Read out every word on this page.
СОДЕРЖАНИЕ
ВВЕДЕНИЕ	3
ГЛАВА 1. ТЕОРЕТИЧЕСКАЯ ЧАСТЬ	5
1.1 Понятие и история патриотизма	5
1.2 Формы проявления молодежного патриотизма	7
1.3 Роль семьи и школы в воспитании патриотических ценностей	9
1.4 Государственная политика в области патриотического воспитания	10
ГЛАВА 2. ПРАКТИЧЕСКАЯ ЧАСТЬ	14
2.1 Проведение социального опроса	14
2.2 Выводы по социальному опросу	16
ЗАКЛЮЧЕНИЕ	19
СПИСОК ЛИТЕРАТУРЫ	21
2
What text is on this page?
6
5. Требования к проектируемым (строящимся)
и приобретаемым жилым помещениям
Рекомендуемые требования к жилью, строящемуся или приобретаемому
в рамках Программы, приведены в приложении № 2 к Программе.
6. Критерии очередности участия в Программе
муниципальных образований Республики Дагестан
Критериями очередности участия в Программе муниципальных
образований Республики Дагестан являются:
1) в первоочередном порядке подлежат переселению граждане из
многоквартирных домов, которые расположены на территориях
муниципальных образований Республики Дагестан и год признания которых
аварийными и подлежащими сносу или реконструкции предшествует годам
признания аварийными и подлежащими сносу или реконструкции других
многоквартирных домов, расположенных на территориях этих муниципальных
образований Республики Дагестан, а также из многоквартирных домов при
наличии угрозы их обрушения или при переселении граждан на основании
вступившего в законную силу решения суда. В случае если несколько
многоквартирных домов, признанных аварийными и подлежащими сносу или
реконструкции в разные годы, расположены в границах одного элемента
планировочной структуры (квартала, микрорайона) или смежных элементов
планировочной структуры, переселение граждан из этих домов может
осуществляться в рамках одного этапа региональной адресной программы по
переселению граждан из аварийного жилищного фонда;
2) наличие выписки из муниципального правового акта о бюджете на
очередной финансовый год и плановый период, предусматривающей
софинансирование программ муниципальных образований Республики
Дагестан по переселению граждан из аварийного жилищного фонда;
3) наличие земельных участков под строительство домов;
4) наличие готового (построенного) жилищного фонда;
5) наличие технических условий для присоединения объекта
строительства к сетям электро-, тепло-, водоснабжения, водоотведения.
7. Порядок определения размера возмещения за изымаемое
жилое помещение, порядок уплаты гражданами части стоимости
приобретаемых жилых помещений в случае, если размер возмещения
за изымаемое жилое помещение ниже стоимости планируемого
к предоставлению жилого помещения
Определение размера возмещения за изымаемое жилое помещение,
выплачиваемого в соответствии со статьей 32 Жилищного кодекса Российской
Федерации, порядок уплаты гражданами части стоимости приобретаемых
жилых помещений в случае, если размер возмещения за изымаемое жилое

--- --- ---

§ **AIM OF THE EXERCISE**:
Your task is to extract all of the records exactly.

§ **OUTPUT**:
Read out every word on this page.
СОДЕРЖАНИЕ
ВВЕДЕНИЕ	3
ГЛАВА 1. ТЕОРЕТИЧЕСКАЯ ЧАСТЬ	5
1.1 Понятие и история патриотизма	5
1.2 Формы проявления молодежного патриотизма	7
1.3 Роль семьи и школы в воспитании патриотических ценностей	9
1.4 Государственная политика в области патриотического воспитания	10
ГЛАВА 2. ПРАКТИЧЕСКАЯ ЧАСТЬ	14
2.1 Проведение социального опроса	14
2.2 Выводы по социальному опросу	16
ЗАКЛЮЧЕНИЕ	19
СПИСОК ЛИТЕРАТУРЫ	21
2
What text is on this page?
6
5. Требования к проектируемым (строящимся)
и приобретаемым жилым помещениям
Рекомендуемые требования к жилью, строящемуся или приобретаемому
в рамках Программы, приведены в приложении № 2 к Программе.
6. Критерии очередности участия в Программе
муниципальных образований Республики Дагестан
Критериями очередности участия в Программе муниципальных
образований Республики Дагестан являются:
1) в первоочередном порядке подлежат переселению граждане из
многоквартирных домов, которые расположены на территориях
муниципальных образований Республики Дагестан и год признания которых
аварийными и подлежащими сносу или реконструкции предшествует годам
признания аварийными и подлежащими сносу или реконструкции других
многоквартирных домов, расположенных на территориях этих муниципальных
образований Республики Дагестан, а также из многоквартирных домов при
наличии угрозы их обрушения или при переселении граждан на основании
вступившего в законную силу решения суда. В случае если несколько
многоквартирных домов, признанных аварийными и подлежащими сносу или
реконструкции в разные годы, расположены в границах одного элемента
планировочной структуры (квартала, микрорайона) или смежных элементов
планировочной структуры, переселение граждан из этих домов может
осуществляться в рамках одного этапа региональной адресной программы по
переселению граждан из аварийного жилищного фонда;
2) наличие выписки из муниципального правового акта о бюджете на
очередной финансовый год и плановый период, предусматривающей
софинансирование программ муниципальных образований Республики
Дагестан по переселению граждан из аварийного жилищного фонда;
3) наличие земельных участков под строительство домов;
4) наличие готового (построенного) жилищного фонда;
5) наличие технических условий для присоединения объекта
строительства к сетям электро-, тепло-, водоснабжения, водоотведения.
7. Порядок определения размера возмещения за изымаемое
жилое помещение, порядок уплаты гражданами части стоимости
приобретаемых жилых помещений в случае, если размер возмещения
за изымаемое жилое помещение ниже стоимости планируемого
к предоставлению жилого помещения
Определение размера возмещения за изымаемое жилое помещение,
выплачиваемого в соответствии со статьей 32 Жилищного кодекса Российской
Федерации, порядок уплаты гражданами части стоимости приобретаемых
жилых помещений в случае, если размер возмещения за изымаемое жилое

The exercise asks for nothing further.